**Exercise details**
Copy out all the records exactly.

══ Dataset rows ══

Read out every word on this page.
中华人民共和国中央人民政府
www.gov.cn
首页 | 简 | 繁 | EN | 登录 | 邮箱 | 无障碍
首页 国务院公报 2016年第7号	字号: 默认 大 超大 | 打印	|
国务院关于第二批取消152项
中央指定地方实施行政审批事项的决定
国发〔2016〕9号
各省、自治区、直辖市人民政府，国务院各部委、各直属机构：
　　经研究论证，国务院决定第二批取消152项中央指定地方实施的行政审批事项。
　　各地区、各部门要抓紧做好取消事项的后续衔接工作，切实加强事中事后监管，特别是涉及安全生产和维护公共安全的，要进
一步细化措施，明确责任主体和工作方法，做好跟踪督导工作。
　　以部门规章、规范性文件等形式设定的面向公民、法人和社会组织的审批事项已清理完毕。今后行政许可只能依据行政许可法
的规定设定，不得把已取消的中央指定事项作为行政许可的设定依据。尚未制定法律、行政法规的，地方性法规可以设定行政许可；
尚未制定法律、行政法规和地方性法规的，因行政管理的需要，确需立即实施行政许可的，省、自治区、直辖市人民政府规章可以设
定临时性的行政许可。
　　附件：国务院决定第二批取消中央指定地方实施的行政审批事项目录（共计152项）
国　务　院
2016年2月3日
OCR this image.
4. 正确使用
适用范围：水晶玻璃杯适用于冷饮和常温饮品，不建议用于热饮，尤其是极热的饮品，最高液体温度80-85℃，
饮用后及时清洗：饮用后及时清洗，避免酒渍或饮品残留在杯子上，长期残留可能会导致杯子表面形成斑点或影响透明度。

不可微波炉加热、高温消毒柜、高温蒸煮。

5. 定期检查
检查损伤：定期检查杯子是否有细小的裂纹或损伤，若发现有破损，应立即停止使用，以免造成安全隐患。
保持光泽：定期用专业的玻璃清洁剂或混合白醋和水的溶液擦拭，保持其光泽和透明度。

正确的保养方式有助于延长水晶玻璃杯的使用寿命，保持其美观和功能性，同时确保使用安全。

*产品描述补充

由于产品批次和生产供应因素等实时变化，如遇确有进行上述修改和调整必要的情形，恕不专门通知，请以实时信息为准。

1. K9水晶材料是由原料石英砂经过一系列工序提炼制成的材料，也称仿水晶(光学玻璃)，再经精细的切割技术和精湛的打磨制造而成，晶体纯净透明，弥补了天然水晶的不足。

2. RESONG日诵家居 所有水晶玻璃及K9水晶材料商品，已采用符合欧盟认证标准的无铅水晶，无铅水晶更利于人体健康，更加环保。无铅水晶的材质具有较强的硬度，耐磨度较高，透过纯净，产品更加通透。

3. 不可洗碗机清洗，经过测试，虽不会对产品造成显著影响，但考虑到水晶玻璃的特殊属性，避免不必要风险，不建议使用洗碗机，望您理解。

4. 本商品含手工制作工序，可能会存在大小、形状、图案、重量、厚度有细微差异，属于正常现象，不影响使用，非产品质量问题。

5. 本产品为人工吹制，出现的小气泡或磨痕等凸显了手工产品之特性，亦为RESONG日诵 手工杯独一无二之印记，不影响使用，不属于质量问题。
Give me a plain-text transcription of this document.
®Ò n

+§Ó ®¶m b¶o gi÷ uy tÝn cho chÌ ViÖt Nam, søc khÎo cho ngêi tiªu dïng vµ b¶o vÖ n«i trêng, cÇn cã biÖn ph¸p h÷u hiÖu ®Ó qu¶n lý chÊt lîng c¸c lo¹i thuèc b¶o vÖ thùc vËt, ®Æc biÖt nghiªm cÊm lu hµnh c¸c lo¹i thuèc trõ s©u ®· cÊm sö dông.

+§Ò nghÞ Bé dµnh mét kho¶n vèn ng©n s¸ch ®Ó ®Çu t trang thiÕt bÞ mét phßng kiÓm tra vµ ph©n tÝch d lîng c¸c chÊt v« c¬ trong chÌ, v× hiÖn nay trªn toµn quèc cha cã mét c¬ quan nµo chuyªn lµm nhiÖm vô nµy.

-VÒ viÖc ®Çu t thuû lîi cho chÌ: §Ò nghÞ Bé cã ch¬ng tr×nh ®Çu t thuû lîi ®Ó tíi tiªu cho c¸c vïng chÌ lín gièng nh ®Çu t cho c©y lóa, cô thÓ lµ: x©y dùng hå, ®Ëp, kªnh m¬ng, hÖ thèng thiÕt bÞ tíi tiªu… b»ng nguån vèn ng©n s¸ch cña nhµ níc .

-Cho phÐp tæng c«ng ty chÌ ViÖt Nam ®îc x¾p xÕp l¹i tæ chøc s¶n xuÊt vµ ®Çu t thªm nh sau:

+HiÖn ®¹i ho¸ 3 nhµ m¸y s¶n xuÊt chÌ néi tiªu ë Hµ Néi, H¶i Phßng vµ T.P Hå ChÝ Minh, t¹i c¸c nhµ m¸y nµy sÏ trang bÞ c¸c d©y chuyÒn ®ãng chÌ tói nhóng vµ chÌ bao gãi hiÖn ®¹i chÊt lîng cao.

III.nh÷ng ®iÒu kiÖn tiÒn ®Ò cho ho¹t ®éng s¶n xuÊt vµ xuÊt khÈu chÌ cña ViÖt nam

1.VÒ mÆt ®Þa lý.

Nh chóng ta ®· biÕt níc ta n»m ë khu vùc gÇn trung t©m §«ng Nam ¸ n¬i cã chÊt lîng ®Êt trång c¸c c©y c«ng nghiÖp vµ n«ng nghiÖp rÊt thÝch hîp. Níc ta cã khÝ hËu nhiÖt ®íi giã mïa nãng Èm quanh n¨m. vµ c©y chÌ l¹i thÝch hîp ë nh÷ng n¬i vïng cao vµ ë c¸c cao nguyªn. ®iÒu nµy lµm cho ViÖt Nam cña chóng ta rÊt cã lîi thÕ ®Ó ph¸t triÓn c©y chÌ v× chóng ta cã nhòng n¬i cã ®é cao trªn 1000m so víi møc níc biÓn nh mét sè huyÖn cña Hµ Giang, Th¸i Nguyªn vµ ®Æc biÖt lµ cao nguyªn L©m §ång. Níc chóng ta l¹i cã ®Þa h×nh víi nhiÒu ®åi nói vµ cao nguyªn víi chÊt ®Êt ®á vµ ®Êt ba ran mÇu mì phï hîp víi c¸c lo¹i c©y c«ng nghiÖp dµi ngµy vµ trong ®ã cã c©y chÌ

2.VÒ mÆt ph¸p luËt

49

═══

**Task solution**
Read out every word on this page.
中华人民共和国中央人民政府
www.gov.cn
首页 | 简 | 繁 | EN | 登录 | 邮箱 | 无障碍
首页 国务院公报 2016年第7号	字号: 默认 大 超大 | 打印	|
国务院关于第二批取消152项
中央指定地方实施行政审批事项的决定
国发〔2016〕9号
各省、自治区、直辖市人民政府，国务院各部委、各直属机构：
　　经研究论证，国务院决定第二批取消152项中央指定地方实施的行政审批事项。
　　各地区、各部门要抓紧做好取消事项的后续衔接工作，切实加强事中事后监管，特别是涉及安全生产和维护公共安全的，要进
一步细化措施，明确责任主体和工作方法，做好跟踪督导工作。
　　以部门规章、规范性文件等形式设定的面向公民、法人和社会组织的审批事项已清理完毕。今后行政许可只能依据行政许可法
的规定设定，不得把已取消的中央指定事项作为行政许可的设定依据。尚未制定法律、行政法规的，地方性法规可以设定行政许可；
尚未制定法律、行政法规和地方性法规的，因行政管理的需要，确需立即实施行政许可的，省、自治区、直辖市人民政府规章可以设
定临时性的行政许可。
　　附件：国务院决定第二批取消中央指定地方实施的行政审批事项目录（共计152项）
国　务　院
2016年2月3日
OCR this image.
4. 正确使用
适用范围：水晶玻璃杯适用于冷饮和常温饮品，不建议用于热饮，尤其是极热的饮品，最高液体温度80-85℃，
饮用后及时清洗：饮用后及时清洗，避免酒渍或饮品残留在杯子上，长期残留可能会导致杯子表面形成斑点或影响透明度。

不可微波炉加热、高温消毒柜、高温蒸煮。

5. 定期检查
检查损伤：定期检查杯子是否有细小的裂纹或损伤，若发现有破损，应立即停止使用，以免造成安全隐患。
保持光泽：定期用专业的玻璃清洁剂或混合白醋和水的溶液擦拭，保持其光泽和透明度。

正确的保养方式有助于延长水晶玻璃杯的使用寿命，保持其美观和功能性，同时确保使用安全。

*产品描述补充

由于产品批次和生产供应因素等实时变化，如遇确有进行上述修改和调整必要的情形，恕不专门通知，请以实时信息为准。

1. K9水晶材料是由原料石英砂经过一系列工序提炼制成的材料，也称仿水晶(光学玻璃)，再经精细的切割技术和精湛的打磨制造而成，晶体纯净透明，弥补了天然水晶的不足。

2. RESONG日诵家居 所有水晶玻璃及K9水晶材料商品，已采用符合欧盟认证标准的无铅水晶，无铅水晶更利于人体健康，更加环保。无铅水晶的材质具有较强的硬度，耐磨度较高，透过纯净，产品更加通透。

3. 不可洗碗机清洗，经过测试，虽不会对产品造成显著影响，但考虑到水晶玻璃的特殊属性，避免不必要风险，不建议使用洗碗机，望您理解。

4. 本商品含手工制作工序，可能会存在大小、形状、图案、重量、厚度有细微差异，属于正常现象，不影响使用，非产品质量问题。

5. 本产品为人工吹制，出现的小气泡或磨痕等凸显了手工产品之特性，亦为RESONG日诵 手工杯独一无二之印记，不影响使用，不属于质量问题。
Give me a plain-text transcription of this document.
®Ò n

+§Ó ®¶m b¶o gi÷ uy tÝn cho chÌ ViÖt Nam, søc khÎo cho ngêi tiªu dïng vµ b¶o vÖ n«i trêng, cÇn cã biÖn ph¸p h÷u hiÖu ®Ó qu¶n lý chÊt lîng c¸c lo¹i thuèc b¶o vÖ thùc vËt, ®Æc biÖt nghiªm cÊm lu hµnh c¸c lo¹i thuèc trõ s©u ®· cÊm sö dông.

+§Ò nghÞ Bé dµnh mét kho¶n vèn ng©n s¸ch ®Ó ®Çu t trang thiÕt bÞ mét phßng kiÓm tra vµ ph©n tÝch d lîng c¸c chÊt v« c¬ trong chÌ, v× hiÖn nay trªn toµn quèc cha cã mét c¬ quan nµo chuyªn lµm nhiÖm vô nµy.

-VÒ viÖc ®Çu t thuû lîi cho chÌ: §Ò nghÞ Bé cã ch¬ng tr×nh ®Çu t thuû lîi ®Ó tíi tiªu cho c¸c vïng chÌ lín gièng nh ®Çu t cho c©y lóa, cô thÓ lµ: x©y dùng hå, ®Ëp, kªnh m¬ng, hÖ thèng thiÕt bÞ tíi tiªu… b»ng nguån vèn ng©n s¸ch cña nhµ níc .

-Cho phÐp tæng c«ng ty chÌ ViÖt Nam ®îc x¾p xÕp l¹i tæ chøc s¶n xuÊt vµ ®Çu t thªm nh sau:

+HiÖn ®¹i ho¸ 3 nhµ m¸y s¶n xuÊt chÌ néi tiªu ë Hµ Néi, H¶i Phßng vµ T.P Hå ChÝ Minh, t¹i c¸c nhµ m¸y nµy sÏ trang bÞ c¸c d©y chuyÒn ®ãng chÌ tói nhóng vµ chÌ bao gãi hiÖn ®¹i chÊt lîng cao.

III.nh÷ng ®iÒu kiÖn tiÒn ®Ò cho ho¹t ®éng s¶n xuÊt vµ xuÊt khÈu chÌ cña ViÖt nam

1.VÒ mÆt ®Þa lý.

Nh chóng ta ®· biÕt níc ta n»m ë khu vùc gÇn trung t©m §«ng Nam ¸ n¬i cã chÊt lîng ®Êt trång c¸c c©y c«ng nghiÖp vµ n«ng nghiÖp rÊt thÝch hîp. Níc ta cã khÝ hËu nhiÖt ®íi giã mïa nãng Èm quanh n¨m. vµ c©y chÌ l¹i thÝch hîp ë nh÷ng n¬i vïng cao vµ ë c¸c cao nguyªn. ®iÒu nµy lµm cho ViÖt Nam cña chóng ta rÊt cã lîi thÕ ®Ó ph¸t triÓn c©y chÌ v× chóng ta cã nhòng n¬i cã ®é cao trªn 1000m so víi møc níc biÓn nh mét sè huyÖn cña Hµ Giang, Th¸i Nguyªn vµ ®Æc biÖt lµ cao nguyªn L©m §ång. Níc chóng ta l¹i cã ®Þa h×nh víi nhiÒu ®åi nói vµ cao nguyªn víi chÊt ®Êt ®á vµ ®Êt ba ran mÇu mì phï hîp víi c¸c lo¹i c©y c«ng nghiÖp dµi ngµy vµ trong ®ã cã c©y chÌ

2.VÒ mÆt ph¸p luËt

49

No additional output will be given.